> SHORT PROBLEM:
Scan the entries for the string "πόλου" and give the number of lines that have it, nothing further.

> STORED DATA:
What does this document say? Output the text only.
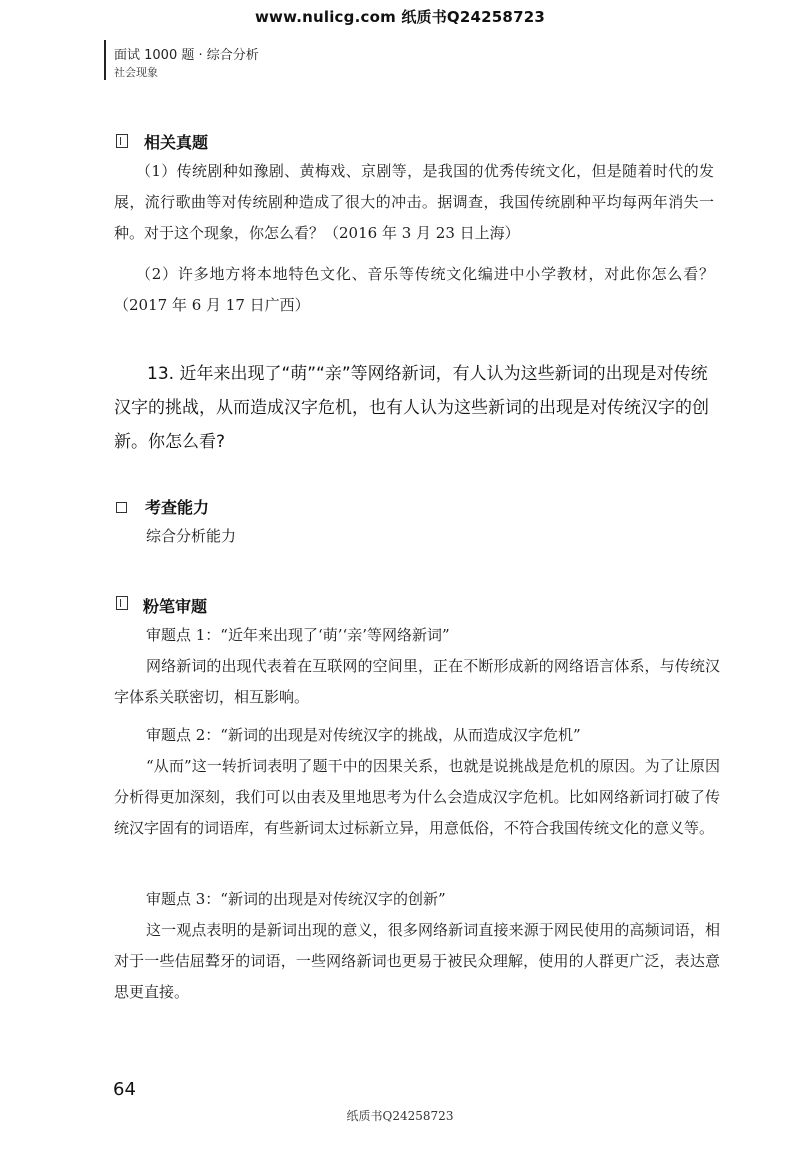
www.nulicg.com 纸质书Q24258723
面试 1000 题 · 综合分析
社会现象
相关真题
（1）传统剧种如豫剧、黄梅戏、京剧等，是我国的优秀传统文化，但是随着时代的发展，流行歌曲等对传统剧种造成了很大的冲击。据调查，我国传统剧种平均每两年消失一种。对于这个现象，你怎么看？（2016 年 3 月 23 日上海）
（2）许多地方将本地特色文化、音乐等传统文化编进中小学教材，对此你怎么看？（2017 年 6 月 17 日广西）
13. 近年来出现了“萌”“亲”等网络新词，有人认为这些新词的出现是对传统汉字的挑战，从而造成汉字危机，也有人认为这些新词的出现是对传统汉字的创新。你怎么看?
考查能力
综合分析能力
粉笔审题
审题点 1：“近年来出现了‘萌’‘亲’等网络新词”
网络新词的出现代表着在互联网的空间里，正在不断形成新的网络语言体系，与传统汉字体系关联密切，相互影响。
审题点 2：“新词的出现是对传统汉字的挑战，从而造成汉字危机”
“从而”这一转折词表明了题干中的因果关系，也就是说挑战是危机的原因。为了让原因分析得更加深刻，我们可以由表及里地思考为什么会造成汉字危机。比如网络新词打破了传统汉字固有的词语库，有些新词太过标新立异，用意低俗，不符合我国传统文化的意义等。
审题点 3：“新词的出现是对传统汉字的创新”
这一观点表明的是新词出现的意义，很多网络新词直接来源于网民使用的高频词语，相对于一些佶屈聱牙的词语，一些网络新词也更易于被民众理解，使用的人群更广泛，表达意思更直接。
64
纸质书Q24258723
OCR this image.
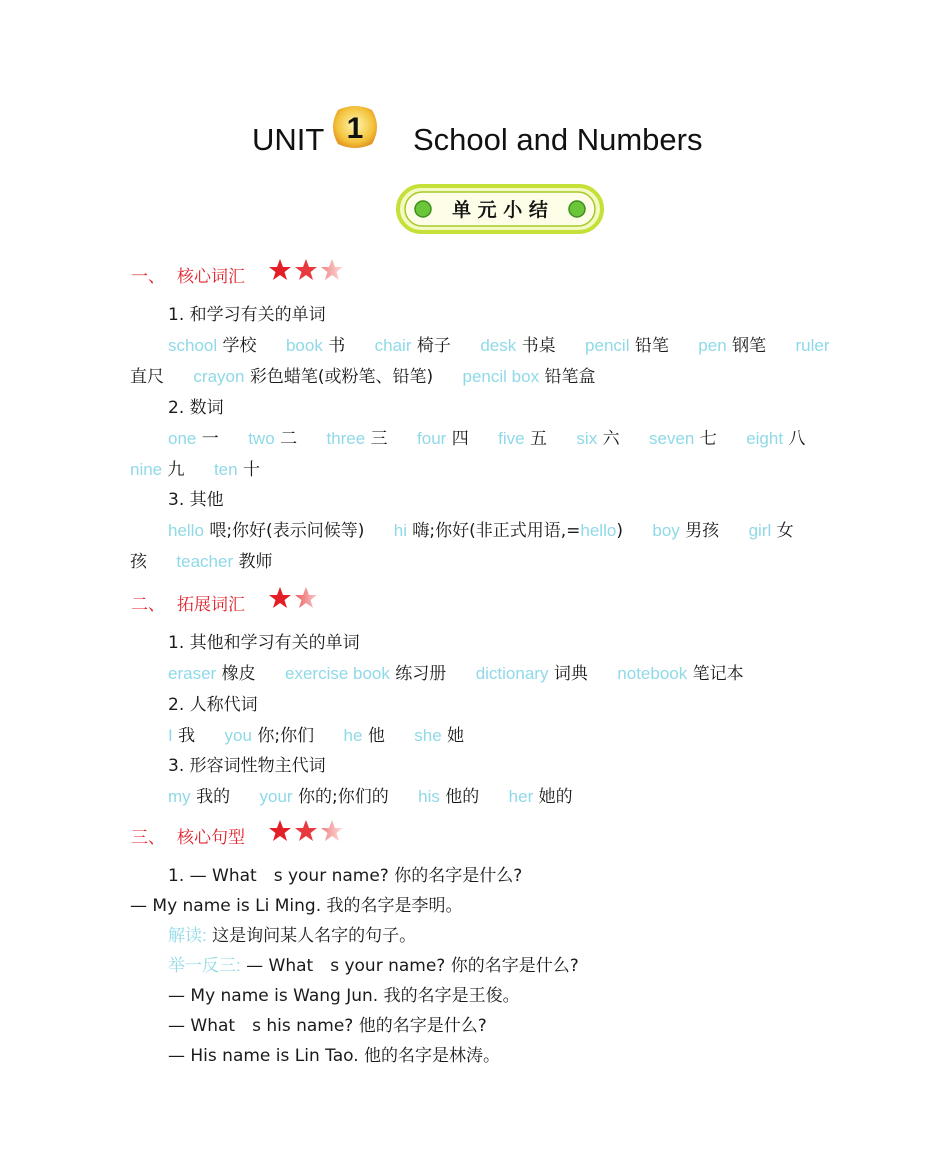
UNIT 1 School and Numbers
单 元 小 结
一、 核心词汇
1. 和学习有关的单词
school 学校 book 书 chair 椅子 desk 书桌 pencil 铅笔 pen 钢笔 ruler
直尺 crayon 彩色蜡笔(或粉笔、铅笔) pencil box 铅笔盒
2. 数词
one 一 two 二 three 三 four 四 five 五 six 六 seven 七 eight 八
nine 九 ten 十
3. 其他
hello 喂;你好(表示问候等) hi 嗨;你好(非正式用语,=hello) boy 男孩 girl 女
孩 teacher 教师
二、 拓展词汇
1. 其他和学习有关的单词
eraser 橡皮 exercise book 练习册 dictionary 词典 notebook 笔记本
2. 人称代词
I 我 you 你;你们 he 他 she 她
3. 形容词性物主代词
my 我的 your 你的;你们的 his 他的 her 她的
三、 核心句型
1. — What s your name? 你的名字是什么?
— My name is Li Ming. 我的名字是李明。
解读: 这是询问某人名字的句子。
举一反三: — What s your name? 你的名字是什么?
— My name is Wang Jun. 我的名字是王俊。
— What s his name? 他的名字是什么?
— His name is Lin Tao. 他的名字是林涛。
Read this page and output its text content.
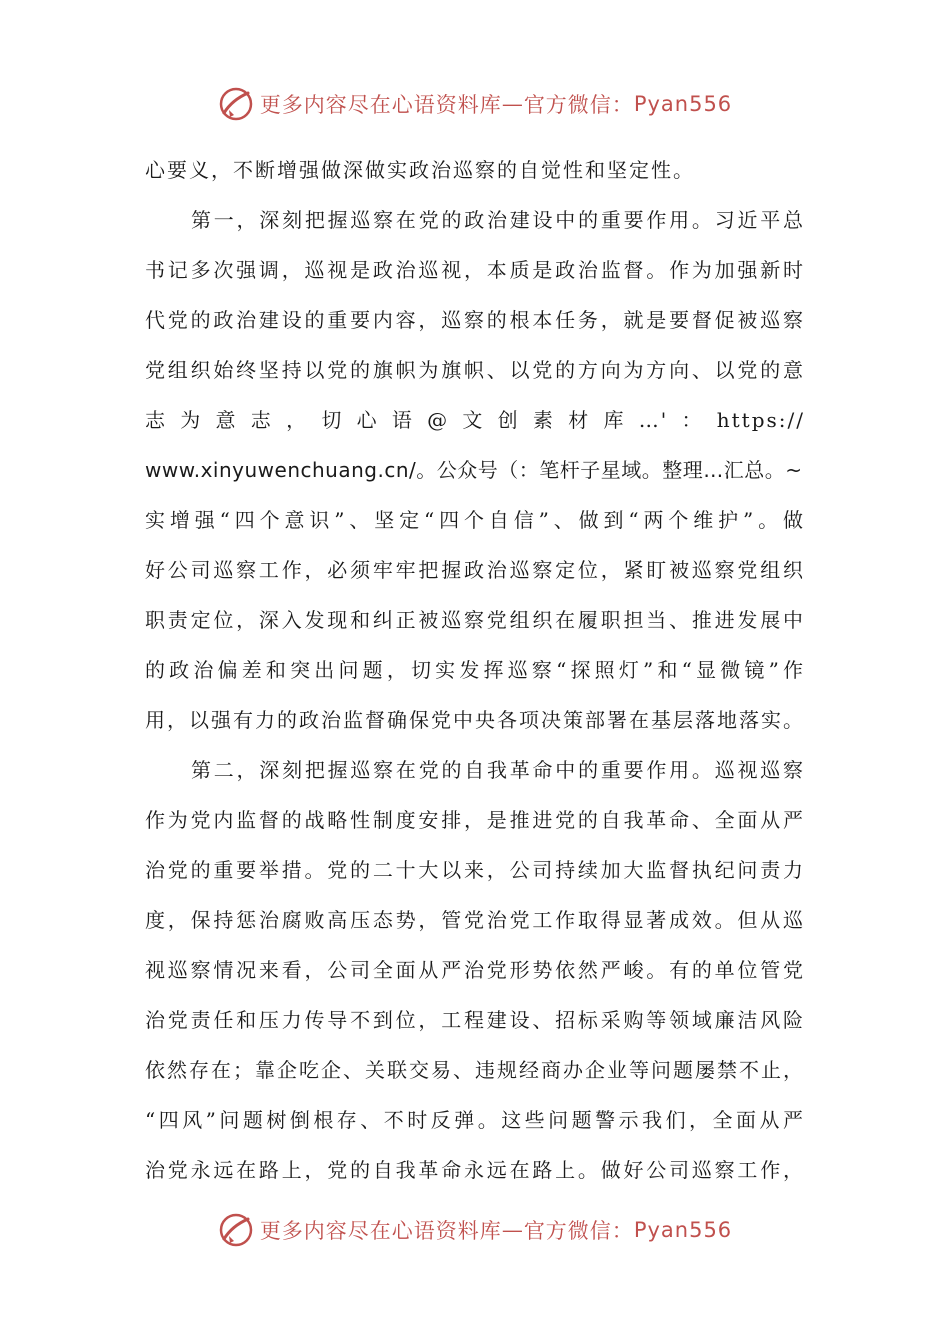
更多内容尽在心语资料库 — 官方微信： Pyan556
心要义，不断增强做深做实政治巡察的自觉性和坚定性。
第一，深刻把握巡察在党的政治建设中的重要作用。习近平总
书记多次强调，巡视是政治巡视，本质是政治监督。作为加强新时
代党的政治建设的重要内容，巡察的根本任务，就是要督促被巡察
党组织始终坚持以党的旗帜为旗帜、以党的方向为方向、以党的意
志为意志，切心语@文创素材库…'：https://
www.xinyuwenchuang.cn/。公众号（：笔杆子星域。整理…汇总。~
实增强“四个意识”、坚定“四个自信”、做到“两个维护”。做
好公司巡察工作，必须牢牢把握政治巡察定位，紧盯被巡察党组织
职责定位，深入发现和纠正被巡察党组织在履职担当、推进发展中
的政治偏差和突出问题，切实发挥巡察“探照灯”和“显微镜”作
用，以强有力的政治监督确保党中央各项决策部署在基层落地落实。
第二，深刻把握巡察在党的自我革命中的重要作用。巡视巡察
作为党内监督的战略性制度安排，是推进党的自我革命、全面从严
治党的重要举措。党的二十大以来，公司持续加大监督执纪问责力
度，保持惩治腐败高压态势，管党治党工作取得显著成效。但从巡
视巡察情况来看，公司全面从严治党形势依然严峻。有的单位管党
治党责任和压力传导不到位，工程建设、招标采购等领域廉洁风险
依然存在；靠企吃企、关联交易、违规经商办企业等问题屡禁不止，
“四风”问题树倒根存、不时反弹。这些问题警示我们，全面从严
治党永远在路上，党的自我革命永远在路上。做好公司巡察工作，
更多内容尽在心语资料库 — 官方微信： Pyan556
---
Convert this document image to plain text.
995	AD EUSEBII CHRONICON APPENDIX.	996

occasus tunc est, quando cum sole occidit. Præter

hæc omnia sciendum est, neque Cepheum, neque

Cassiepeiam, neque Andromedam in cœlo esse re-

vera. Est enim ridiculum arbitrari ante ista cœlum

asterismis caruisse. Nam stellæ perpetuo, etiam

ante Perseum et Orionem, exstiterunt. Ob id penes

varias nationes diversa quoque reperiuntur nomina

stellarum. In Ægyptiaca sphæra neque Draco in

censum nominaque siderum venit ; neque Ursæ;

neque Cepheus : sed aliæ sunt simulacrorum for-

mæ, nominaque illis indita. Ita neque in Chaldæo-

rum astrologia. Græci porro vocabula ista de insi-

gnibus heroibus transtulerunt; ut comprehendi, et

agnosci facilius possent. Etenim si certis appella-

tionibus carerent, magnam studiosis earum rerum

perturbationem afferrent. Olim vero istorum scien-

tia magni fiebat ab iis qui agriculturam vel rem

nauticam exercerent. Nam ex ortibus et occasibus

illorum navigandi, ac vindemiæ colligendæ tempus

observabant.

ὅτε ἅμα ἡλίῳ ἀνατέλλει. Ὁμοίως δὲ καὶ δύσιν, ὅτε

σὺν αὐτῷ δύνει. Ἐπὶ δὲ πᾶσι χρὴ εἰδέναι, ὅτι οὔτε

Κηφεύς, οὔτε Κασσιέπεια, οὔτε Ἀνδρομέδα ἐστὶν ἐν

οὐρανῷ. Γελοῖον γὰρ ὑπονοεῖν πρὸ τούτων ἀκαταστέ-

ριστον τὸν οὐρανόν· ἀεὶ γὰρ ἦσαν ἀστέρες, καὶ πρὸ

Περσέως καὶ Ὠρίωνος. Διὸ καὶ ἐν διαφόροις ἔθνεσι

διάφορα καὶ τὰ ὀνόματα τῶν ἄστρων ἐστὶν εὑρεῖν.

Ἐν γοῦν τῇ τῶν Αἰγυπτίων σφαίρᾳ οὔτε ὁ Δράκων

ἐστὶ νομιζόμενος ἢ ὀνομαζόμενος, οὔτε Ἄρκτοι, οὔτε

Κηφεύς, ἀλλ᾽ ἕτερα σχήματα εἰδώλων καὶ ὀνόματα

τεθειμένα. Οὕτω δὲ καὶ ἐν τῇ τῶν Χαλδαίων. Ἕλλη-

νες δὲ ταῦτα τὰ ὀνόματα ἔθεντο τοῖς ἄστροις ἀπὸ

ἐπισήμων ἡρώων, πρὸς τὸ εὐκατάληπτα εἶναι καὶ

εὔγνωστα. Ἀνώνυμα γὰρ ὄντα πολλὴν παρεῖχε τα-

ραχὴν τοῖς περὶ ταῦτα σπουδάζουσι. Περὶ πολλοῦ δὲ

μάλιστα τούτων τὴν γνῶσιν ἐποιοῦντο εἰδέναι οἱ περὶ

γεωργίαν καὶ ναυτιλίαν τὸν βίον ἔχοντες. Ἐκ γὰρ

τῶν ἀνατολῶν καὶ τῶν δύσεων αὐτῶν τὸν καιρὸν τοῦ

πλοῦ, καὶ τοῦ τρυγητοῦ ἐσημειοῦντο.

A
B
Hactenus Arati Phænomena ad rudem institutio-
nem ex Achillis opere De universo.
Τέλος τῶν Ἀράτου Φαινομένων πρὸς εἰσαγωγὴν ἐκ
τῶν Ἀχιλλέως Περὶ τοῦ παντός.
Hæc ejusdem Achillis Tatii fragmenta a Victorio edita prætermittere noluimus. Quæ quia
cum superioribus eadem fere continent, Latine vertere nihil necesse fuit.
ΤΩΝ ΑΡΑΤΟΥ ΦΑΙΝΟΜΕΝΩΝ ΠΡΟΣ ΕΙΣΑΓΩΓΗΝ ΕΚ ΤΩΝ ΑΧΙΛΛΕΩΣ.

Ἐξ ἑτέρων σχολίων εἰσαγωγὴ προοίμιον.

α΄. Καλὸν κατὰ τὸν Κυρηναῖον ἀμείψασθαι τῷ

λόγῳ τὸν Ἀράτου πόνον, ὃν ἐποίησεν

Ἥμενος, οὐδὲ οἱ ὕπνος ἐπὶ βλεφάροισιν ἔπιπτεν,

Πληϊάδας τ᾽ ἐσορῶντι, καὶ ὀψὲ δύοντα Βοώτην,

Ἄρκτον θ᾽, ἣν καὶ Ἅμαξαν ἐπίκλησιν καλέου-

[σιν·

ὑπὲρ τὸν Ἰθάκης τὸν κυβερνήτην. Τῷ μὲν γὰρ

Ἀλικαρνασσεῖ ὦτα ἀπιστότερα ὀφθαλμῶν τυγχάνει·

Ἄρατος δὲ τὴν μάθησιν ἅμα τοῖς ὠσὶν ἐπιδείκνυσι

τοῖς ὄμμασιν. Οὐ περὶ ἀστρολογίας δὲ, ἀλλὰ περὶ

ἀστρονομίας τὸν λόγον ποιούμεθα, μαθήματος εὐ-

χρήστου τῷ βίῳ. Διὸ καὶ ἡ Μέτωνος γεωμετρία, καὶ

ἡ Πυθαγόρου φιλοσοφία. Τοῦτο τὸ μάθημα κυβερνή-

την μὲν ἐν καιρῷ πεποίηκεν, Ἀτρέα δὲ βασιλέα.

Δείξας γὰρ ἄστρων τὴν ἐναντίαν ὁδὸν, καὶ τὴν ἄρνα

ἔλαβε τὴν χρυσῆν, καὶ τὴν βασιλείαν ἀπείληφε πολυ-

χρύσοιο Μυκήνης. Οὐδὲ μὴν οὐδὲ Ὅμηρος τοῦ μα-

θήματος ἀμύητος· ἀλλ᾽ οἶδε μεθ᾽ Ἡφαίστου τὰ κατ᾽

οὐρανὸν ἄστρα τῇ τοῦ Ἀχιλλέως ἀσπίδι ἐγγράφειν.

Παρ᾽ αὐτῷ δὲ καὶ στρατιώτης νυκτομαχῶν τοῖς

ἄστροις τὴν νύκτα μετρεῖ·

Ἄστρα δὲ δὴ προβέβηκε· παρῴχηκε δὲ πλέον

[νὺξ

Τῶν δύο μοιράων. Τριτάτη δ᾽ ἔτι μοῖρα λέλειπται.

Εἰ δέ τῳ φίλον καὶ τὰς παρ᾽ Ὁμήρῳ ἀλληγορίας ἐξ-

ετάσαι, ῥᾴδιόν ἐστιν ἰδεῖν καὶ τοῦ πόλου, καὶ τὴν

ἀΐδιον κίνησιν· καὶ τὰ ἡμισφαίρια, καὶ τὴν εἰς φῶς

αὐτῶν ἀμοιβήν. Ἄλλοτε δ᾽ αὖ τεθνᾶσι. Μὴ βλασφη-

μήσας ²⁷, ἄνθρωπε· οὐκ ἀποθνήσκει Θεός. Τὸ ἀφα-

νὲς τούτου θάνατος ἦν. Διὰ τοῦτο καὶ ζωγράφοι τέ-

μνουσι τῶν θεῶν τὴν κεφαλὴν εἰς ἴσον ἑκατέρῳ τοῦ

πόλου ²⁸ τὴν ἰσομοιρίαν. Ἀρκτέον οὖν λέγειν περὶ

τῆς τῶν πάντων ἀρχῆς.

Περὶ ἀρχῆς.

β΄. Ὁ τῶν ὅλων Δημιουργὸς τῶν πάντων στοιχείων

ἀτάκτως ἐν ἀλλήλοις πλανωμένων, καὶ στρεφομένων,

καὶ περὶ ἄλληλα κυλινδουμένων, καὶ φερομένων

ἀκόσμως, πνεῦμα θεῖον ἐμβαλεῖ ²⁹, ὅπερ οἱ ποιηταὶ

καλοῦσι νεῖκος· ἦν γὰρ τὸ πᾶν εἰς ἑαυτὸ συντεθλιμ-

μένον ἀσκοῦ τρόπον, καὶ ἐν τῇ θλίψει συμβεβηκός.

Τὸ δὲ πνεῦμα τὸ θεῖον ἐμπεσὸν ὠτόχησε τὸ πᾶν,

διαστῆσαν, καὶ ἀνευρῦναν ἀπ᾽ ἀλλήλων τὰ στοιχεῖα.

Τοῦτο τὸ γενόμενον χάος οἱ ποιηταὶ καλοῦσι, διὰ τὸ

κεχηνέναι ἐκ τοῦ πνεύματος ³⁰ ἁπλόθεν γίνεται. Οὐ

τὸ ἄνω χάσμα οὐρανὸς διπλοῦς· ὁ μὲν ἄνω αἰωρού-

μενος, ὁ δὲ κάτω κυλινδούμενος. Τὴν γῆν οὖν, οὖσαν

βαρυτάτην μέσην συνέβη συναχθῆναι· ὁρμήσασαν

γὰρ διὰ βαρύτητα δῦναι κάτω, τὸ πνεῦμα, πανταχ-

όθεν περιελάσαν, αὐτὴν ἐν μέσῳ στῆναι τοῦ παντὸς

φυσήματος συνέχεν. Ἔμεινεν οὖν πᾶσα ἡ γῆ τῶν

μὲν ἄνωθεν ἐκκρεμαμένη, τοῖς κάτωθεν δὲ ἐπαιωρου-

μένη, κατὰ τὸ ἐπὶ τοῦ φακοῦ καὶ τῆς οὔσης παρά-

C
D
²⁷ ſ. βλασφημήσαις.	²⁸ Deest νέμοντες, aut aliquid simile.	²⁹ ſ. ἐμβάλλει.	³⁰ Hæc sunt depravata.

> EXERCISE RESPONSE:
2